Transcribe the records below exactly as they appear, omitting any pictures.
--- start RECORDS SHOWN ---
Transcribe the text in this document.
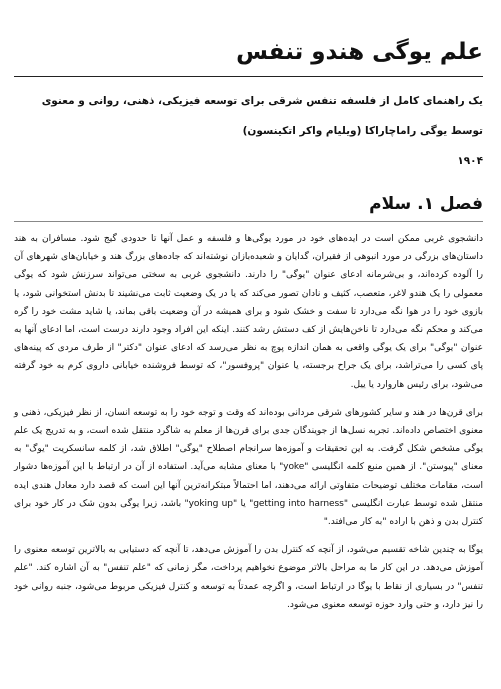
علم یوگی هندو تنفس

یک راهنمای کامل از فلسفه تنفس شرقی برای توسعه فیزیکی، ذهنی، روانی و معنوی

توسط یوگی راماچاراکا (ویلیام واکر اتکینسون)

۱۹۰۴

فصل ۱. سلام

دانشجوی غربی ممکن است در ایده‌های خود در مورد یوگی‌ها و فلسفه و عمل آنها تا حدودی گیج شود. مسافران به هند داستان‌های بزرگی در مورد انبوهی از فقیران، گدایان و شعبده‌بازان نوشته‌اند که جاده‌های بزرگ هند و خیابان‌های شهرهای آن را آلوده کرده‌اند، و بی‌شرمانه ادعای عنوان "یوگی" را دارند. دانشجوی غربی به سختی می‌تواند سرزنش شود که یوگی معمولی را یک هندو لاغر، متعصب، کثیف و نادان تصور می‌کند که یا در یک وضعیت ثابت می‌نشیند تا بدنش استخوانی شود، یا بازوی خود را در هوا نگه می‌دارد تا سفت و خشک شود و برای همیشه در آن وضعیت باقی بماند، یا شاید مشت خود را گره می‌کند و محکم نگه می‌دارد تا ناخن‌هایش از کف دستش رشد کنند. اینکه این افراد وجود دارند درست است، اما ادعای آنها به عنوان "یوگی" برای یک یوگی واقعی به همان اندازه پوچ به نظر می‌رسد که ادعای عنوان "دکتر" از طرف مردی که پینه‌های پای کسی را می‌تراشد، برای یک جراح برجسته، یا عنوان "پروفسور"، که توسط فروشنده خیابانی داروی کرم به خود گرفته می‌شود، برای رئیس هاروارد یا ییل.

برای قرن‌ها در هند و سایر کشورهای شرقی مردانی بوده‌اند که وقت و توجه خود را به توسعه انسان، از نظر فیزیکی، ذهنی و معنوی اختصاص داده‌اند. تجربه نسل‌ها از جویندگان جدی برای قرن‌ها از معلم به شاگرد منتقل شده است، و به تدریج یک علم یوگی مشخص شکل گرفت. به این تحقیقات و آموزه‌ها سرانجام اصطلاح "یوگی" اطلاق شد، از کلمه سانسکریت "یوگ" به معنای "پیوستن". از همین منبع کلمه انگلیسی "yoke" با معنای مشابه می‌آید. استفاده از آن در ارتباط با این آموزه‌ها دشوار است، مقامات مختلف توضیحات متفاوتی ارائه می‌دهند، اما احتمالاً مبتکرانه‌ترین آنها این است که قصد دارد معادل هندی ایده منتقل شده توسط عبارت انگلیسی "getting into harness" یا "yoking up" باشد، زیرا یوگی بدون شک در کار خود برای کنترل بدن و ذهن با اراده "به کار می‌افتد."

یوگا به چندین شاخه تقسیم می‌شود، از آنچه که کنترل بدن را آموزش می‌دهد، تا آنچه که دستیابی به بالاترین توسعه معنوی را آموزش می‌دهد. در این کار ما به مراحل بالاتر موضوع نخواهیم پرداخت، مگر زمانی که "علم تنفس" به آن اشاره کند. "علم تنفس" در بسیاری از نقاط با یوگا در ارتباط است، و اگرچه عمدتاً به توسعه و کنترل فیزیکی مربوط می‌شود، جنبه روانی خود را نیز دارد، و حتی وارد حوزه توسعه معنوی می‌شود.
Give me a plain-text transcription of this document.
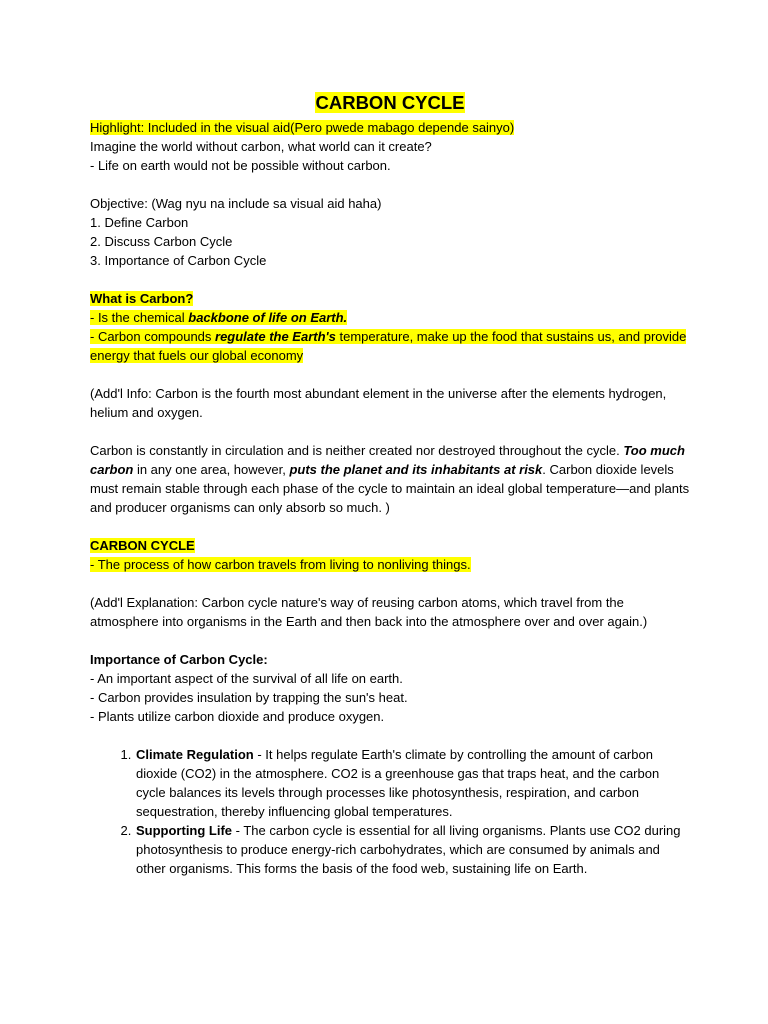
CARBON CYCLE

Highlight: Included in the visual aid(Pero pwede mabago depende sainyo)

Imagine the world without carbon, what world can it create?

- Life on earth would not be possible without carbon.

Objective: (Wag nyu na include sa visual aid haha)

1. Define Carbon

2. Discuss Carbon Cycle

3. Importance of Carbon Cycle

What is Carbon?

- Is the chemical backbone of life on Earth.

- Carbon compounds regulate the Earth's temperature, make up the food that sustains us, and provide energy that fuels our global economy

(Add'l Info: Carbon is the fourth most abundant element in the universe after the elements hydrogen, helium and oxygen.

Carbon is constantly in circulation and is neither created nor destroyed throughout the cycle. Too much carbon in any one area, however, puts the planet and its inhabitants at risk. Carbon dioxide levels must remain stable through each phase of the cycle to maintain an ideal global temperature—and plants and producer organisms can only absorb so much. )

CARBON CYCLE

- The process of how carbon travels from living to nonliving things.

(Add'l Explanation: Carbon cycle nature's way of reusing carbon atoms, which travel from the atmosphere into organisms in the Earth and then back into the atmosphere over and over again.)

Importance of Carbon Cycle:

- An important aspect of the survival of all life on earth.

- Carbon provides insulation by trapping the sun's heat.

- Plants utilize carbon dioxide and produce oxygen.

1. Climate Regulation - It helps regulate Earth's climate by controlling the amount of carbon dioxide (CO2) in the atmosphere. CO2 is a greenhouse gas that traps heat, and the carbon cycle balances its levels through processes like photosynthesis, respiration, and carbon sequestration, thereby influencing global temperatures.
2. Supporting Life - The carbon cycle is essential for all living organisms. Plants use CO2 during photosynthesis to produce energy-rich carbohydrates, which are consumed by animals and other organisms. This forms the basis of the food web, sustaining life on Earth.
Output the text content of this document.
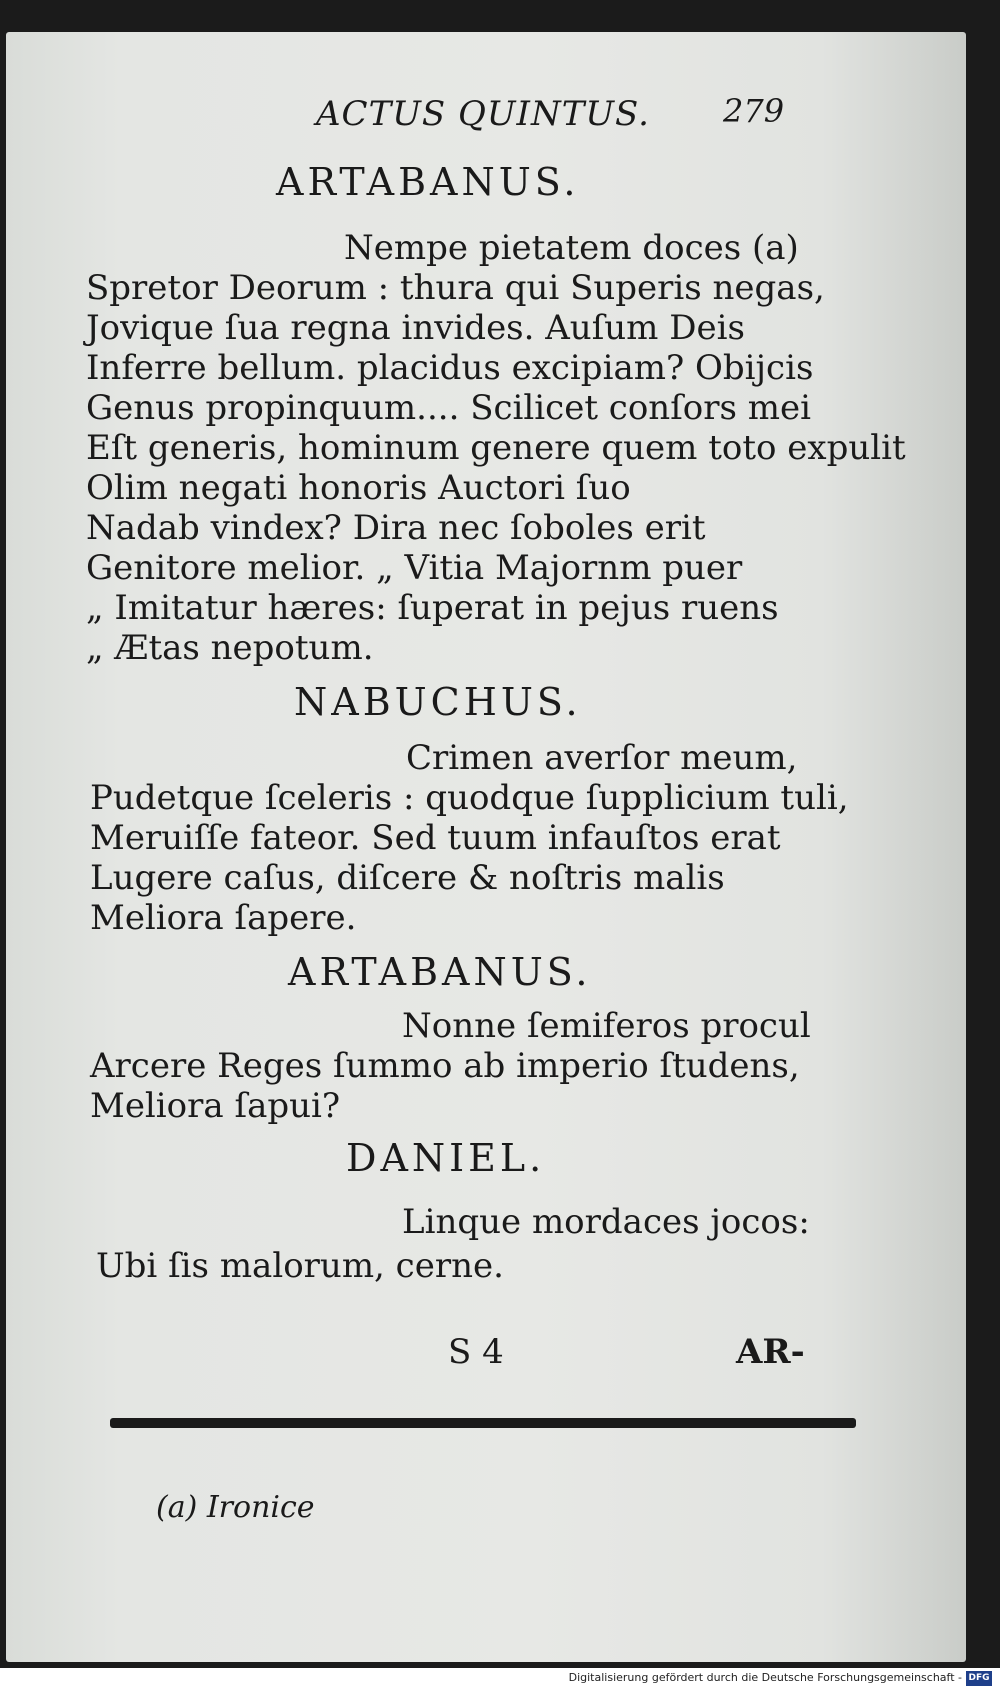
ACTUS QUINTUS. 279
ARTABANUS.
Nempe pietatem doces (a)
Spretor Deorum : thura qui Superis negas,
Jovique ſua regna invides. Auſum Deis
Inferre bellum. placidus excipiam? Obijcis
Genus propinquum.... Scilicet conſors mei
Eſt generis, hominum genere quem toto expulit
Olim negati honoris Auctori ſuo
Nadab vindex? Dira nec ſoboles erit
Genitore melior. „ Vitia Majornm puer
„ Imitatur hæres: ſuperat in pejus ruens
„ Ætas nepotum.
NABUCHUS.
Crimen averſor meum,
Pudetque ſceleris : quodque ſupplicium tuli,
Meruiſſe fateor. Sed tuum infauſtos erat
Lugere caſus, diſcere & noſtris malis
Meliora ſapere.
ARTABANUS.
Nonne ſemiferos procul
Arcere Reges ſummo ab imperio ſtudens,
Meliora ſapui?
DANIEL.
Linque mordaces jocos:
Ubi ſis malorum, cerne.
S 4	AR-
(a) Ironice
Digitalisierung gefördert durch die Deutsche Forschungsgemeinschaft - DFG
--- end RECORDS SHOWN ---
#### [EXPECTED ANSWER]
Transcribe the text in this document.
علم یوگی هندو تنفس

یک راهنمای کامل از فلسفه تنفس شرقی برای توسعه فیزیکی، ذهنی، روانی و معنوی

توسط یوگی راماچاراکا (ویلیام واکر اتکینسون)

۱۹۰۴

فصل ۱. سلام

دانشجوی غربی ممکن است در ایده‌های خود در مورد یوگی‌ها و فلسفه و عمل آنها تا حدودی گیج شود. مسافران به هند داستان‌های بزرگی در مورد انبوهی از فقیران، گدایان و شعبده‌بازان نوشته‌اند که جاده‌های بزرگ هند و خیابان‌های شهرهای آن را آلوده کرده‌اند، و بی‌شرمانه ادعای عنوان "یوگی" را دارند. دانشجوی غربی به سختی می‌تواند سرزنش شود که یوگی معمولی را یک هندو لاغر، متعصب، کثیف و نادان تصور می‌کند که یا در یک وضعیت ثابت می‌نشیند تا بدنش استخوانی شود، یا بازوی خود را در هوا نگه می‌دارد تا سفت و خشک شود و برای همیشه در آن وضعیت باقی بماند، یا شاید مشت خود را گره می‌کند و محکم نگه می‌دارد تا ناخن‌هایش از کف دستش رشد کنند. اینکه این افراد وجود دارند درست است، اما ادعای آنها به عنوان "یوگی" برای یک یوگی واقعی به همان اندازه پوچ به نظر می‌رسد که ادعای عنوان "دکتر" از طرف مردی که پینه‌های پای کسی را می‌تراشد، برای یک جراح برجسته، یا عنوان "پروفسور"، که توسط فروشنده خیابانی داروی کرم به خود گرفته می‌شود، برای رئیس هاروارد یا ییل.

برای قرن‌ها در هند و سایر کشورهای شرقی مردانی بوده‌اند که وقت و توجه خود را به توسعه انسان، از نظر فیزیکی، ذهنی و معنوی اختصاص داده‌اند. تجربه نسل‌ها از جویندگان جدی برای قرن‌ها از معلم به شاگرد منتقل شده است، و به تدریج یک علم یوگی مشخص شکل گرفت. به این تحقیقات و آموزه‌ها سرانجام اصطلاح "یوگی" اطلاق شد، از کلمه سانسکریت "یوگ" به معنای "پیوستن". از همین منبع کلمه انگلیسی "yoke" با معنای مشابه می‌آید. استفاده از آن در ارتباط با این آموزه‌ها دشوار است، مقامات مختلف توضیحات متفاوتی ارائه می‌دهند، اما احتمالاً مبتکرانه‌ترین آنها این است که قصد دارد معادل هندی ایده منتقل شده توسط عبارت انگلیسی "getting into harness" یا "yoking up" باشد، زیرا یوگی بدون شک در کار خود برای کنترل بدن و ذهن با اراده "به کار می‌افتد."

یوگا به چندین شاخه تقسیم می‌شود، از آنچه که کنترل بدن را آموزش می‌دهد، تا آنچه که دستیابی به بالاترین توسعه معنوی را آموزش می‌دهد. در این کار ما به مراحل بالاتر موضوع نخواهیم پرداخت، مگر زمانی که "علم تنفس" به آن اشاره کند. "علم تنفس" در بسیاری از نقاط با یوگا در ارتباط است، و اگرچه عمدتاً به توسعه و کنترل فیزیکی مربوط می‌شود، جنبه روانی خود را نیز دارد، و حتی وارد حوزه توسعه معنوی می‌شود.
Give me a plain-text transcription of this document.
CARBON CYCLE

Highlight: Included in the visual aid(Pero pwede mabago depende sainyo)

Imagine the world without carbon, what world can it create?

- Life on earth would not be possible without carbon.

Objective: (Wag nyu na include sa visual aid haha)

1. Define Carbon

2. Discuss Carbon Cycle

3. Importance of Carbon Cycle

What is Carbon?

- Is the chemical backbone of life on Earth.

- Carbon compounds regulate the Earth's temperature, make up the food that sustains us, and provide energy that fuels our global economy

(Add'l Info: Carbon is the fourth most abundant element in the universe after the elements hydrogen, helium and oxygen.

Carbon is constantly in circulation and is neither created nor destroyed throughout the cycle. Too much carbon in any one area, however, puts the planet and its inhabitants at risk. Carbon dioxide levels must remain stable through each phase of the cycle to maintain an ideal global temperature—and plants and producer organisms can only absorb so much. )

CARBON CYCLE

- The process of how carbon travels from living to nonliving things.

(Add'l Explanation: Carbon cycle nature's way of reusing carbon atoms, which travel from the atmosphere into organisms in the Earth and then back into the atmosphere over and over again.)

Importance of Carbon Cycle:

- An important aspect of the survival of all life on earth.

- Carbon provides insulation by trapping the sun's heat.

- Plants utilize carbon dioxide and produce oxygen.

1. Climate Regulation - It helps regulate Earth's climate by controlling the amount of carbon dioxide (CO2) in the atmosphere. CO2 is a greenhouse gas that traps heat, and the carbon cycle balances its levels through processes like photosynthesis, respiration, and carbon sequestration, thereby influencing global temperatures.
2. Supporting Life - The carbon cycle is essential for all living organisms. Plants use CO2 during photosynthesis to produce energy-rich carbohydrates, which are consumed by animals and other organisms. This forms the basis of the food web, sustaining life on Earth.
Output the text content of this document.
ACTUS QUINTUS. 279
ARTABANUS.
Nempe pietatem doces (a)
Spretor Deorum : thura qui Superis negas,
Jovique ſua regna invides. Auſum Deis
Inferre bellum. placidus excipiam? Obijcis
Genus propinquum.... Scilicet conſors mei
Eſt generis, hominum genere quem toto expulit
Olim negati honoris Auctori ſuo
Nadab vindex? Dira nec ſoboles erit
Genitore melior. „ Vitia Majornm puer
„ Imitatur hæres: ſuperat in pejus ruens
„ Ætas nepotum.
NABUCHUS.
Crimen averſor meum,
Pudetque ſceleris : quodque ſupplicium tuli,
Meruiſſe fateor. Sed tuum infauſtos erat
Lugere caſus, diſcere & noſtris malis
Meliora ſapere.
ARTABANUS.
Nonne ſemiferos procul
Arcere Reges ſummo ab imperio ſtudens,
Meliora ſapui?
DANIEL.
Linque mordaces jocos:
Ubi ſis malorum, cerne.
S 4	AR-
(a) Ironice
Digitalisierung gefördert durch die Deutsche Forschungsgemeinschaft - DFG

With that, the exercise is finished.